» **Exercise brief**:
Would you retype all of these records exactly?

Data excerpts:

# # # #

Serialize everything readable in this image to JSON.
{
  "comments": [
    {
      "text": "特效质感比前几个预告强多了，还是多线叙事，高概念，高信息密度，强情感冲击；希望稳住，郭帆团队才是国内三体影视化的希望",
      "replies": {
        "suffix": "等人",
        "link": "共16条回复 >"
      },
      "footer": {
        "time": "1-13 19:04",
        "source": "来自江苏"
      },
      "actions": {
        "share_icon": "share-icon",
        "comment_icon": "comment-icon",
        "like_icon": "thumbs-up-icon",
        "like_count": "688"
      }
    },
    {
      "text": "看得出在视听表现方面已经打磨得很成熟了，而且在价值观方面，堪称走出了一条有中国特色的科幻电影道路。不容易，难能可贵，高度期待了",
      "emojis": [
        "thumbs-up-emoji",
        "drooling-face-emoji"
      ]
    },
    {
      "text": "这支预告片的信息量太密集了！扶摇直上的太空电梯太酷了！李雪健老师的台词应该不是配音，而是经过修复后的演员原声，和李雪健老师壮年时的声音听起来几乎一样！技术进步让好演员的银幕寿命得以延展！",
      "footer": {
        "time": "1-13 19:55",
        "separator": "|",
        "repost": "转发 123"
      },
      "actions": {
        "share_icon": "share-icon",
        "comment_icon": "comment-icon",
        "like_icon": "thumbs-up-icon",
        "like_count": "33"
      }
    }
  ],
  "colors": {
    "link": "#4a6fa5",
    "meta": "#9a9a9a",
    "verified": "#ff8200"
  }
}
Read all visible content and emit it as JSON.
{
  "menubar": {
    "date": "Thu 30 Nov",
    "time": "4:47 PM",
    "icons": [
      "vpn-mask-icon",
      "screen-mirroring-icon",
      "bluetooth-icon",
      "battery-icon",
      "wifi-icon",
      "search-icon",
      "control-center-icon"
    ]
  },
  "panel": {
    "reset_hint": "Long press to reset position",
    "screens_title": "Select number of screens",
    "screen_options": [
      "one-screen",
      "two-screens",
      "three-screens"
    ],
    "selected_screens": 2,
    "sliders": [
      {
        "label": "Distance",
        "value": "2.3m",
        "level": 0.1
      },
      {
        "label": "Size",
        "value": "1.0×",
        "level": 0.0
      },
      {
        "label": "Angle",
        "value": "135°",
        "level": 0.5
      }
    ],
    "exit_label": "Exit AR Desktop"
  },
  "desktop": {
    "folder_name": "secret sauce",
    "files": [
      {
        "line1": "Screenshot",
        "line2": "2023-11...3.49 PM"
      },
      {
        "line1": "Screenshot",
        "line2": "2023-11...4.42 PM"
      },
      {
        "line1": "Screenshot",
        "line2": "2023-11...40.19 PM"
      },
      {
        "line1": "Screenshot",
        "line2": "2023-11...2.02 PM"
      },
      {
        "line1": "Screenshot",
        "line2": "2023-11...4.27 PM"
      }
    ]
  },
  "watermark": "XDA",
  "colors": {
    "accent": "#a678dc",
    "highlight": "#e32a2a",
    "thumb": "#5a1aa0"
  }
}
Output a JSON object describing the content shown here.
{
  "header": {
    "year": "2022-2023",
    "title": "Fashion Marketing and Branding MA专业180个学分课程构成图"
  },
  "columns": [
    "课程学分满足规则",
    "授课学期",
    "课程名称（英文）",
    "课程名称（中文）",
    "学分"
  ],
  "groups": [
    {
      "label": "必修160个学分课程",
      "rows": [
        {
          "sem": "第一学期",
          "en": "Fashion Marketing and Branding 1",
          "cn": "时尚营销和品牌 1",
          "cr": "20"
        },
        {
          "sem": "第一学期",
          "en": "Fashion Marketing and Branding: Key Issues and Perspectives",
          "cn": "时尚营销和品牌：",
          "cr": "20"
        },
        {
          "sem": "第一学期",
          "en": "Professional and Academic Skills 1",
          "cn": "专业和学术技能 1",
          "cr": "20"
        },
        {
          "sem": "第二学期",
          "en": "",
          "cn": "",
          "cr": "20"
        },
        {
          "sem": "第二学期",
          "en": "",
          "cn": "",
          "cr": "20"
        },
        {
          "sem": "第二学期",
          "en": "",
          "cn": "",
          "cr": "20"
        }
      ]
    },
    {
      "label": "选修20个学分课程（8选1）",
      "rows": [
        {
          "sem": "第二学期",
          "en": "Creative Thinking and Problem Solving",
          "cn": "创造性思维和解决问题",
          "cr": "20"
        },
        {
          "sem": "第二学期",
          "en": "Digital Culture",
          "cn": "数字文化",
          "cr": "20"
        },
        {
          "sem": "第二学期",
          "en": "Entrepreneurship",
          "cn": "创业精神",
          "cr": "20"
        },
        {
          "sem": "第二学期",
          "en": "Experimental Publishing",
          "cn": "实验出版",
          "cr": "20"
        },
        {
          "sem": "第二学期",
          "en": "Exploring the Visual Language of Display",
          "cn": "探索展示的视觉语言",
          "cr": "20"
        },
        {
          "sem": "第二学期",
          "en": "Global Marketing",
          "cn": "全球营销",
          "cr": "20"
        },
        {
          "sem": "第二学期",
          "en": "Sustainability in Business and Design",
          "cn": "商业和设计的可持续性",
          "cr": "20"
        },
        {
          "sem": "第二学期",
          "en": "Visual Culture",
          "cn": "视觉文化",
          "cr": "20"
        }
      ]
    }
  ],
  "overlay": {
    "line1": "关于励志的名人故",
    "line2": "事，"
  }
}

# # # #

» **Output for this task**:
Serialize everything readable in this image to JSON.
{
  "comments": [
    {
      "text": "特效质感比前几个预告强多了，还是多线叙事，高概念，高信息密度，强情感冲击；希望稳住，郭帆团队才是国内三体影视化的希望",
      "replies": {
        "suffix": "等人",
        "link": "共16条回复 >"
      },
      "footer": {
        "time": "1-13 19:04",
        "source": "来自江苏"
      },
      "actions": {
        "share_icon": "share-icon",
        "comment_icon": "comment-icon",
        "like_icon": "thumbs-up-icon",
        "like_count": "688"
      }
    },
    {
      "text": "看得出在视听表现方面已经打磨得很成熟了，而且在价值观方面，堪称走出了一条有中国特色的科幻电影道路。不容易，难能可贵，高度期待了",
      "emojis": [
        "thumbs-up-emoji",
        "drooling-face-emoji"
      ]
    },
    {
      "text": "这支预告片的信息量太密集了！扶摇直上的太空电梯太酷了！李雪健老师的台词应该不是配音，而是经过修复后的演员原声，和李雪健老师壮年时的声音听起来几乎一样！技术进步让好演员的银幕寿命得以延展！",
      "footer": {
        "time": "1-13 19:55",
        "separator": "|",
        "repost": "转发 123"
      },
      "actions": {
        "share_icon": "share-icon",
        "comment_icon": "comment-icon",
        "like_icon": "thumbs-up-icon",
        "like_count": "33"
      }
    }
  ],
  "colors": {
    "link": "#4a6fa5",
    "meta": "#9a9a9a",
    "verified": "#ff8200"
  }
}
Read all visible content and emit it as JSON.
{
  "menubar": {
    "date": "Thu 30 Nov",
    "time": "4:47 PM",
    "icons": [
      "vpn-mask-icon",
      "screen-mirroring-icon",
      "bluetooth-icon",
      "battery-icon",
      "wifi-icon",
      "search-icon",
      "control-center-icon"
    ]
  },
  "panel": {
    "reset_hint": "Long press to reset position",
    "screens_title": "Select number of screens",
    "screen_options": [
      "one-screen",
      "two-screens",
      "three-screens"
    ],
    "selected_screens": 2,
    "sliders": [
      {
        "label": "Distance",
        "value": "2.3m",
        "level": 0.1
      },
      {
        "label": "Size",
        "value": "1.0×",
        "level": 0.0
      },
      {
        "label": "Angle",
        "value": "135°",
        "level": 0.5
      }
    ],
    "exit_label": "Exit AR Desktop"
  },
  "desktop": {
    "folder_name": "secret sauce",
    "files": [
      {
        "line1": "Screenshot",
        "line2": "2023-11...3.49 PM"
      },
      {
        "line1": "Screenshot",
        "line2": "2023-11...4.42 PM"
      },
      {
        "line1": "Screenshot",
        "line2": "2023-11...40.19 PM"
      },
      {
        "line1": "Screenshot",
        "line2": "2023-11...2.02 PM"
      },
      {
        "line1": "Screenshot",
        "line2": "2023-11...4.27 PM"
      }
    ]
  },
  "watermark": "XDA",
  "colors": {
    "accent": "#a678dc",
    "highlight": "#e32a2a",
    "thumb": "#5a1aa0"
  }
}
Output a JSON object describing the content shown here.
{
  "header": {
    "year": "2022-2023",
    "title": "Fashion Marketing and Branding MA专业180个学分课程构成图"
  },
  "columns": [
    "课程学分满足规则",
    "授课学期",
    "课程名称（英文）",
    "课程名称（中文）",
    "学分"
  ],
  "groups": [
    {
      "label": "必修160个学分课程",
      "rows": [
        {
          "sem": "第一学期",
          "en": "Fashion Marketing and Branding 1",
          "cn": "时尚营销和品牌 1",
          "cr": "20"
        },
        {
          "sem": "第一学期",
          "en": "Fashion Marketing and Branding: Key Issues and Perspectives",
          "cn": "时尚营销和品牌：",
          "cr": "20"
        },
        {
          "sem": "第一学期",
          "en": "Professional and Academic Skills 1",
          "cn": "专业和学术技能 1",
          "cr": "20"
        },
        {
          "sem": "第二学期",
          "en": "",
          "cn": "",
          "cr": "20"
        },
        {
          "sem": "第二学期",
          "en": "",
          "cn": "",
          "cr": "20"
        },
        {
          "sem": "第二学期",
          "en": "",
          "cn": "",
          "cr": "20"
        }
      ]
    },
    {
      "label": "选修20个学分课程（8选1）",
      "rows": [
        {
          "sem": "第二学期",
          "en": "Creative Thinking and Problem Solving",
          "cn": "创造性思维和解决问题",
          "cr": "20"
        },
        {
          "sem": "第二学期",
          "en": "Digital Culture",
          "cn": "数字文化",
          "cr": "20"
        },
        {
          "sem": "第二学期",
          "en": "Entrepreneurship",
          "cn": "创业精神",
          "cr": "20"
        },
        {
          "sem": "第二学期",
          "en": "Experimental Publishing",
          "cn": "实验出版",
          "cr": "20"
        },
        {
          "sem": "第二学期",
          "en": "Exploring the Visual Language of Display",
          "cn": "探索展示的视觉语言",
          "cr": "20"
        },
        {
          "sem": "第二学期",
          "en": "Global Marketing",
          "cn": "全球营销",
          "cr": "20"
        },
        {
          "sem": "第二学期",
          "en": "Sustainability in Business and Design",
          "cn": "商业和设计的可持续性",
          "cr": "20"
        },
        {
          "sem": "第二学期",
          "en": "Visual Culture",
          "cn": "视觉文化",
          "cr": "20"
        }
      ]
    }
  ],
  "overlay": {
    "line1": "关于励志的名人故",
    "line2": "事，"
  }
}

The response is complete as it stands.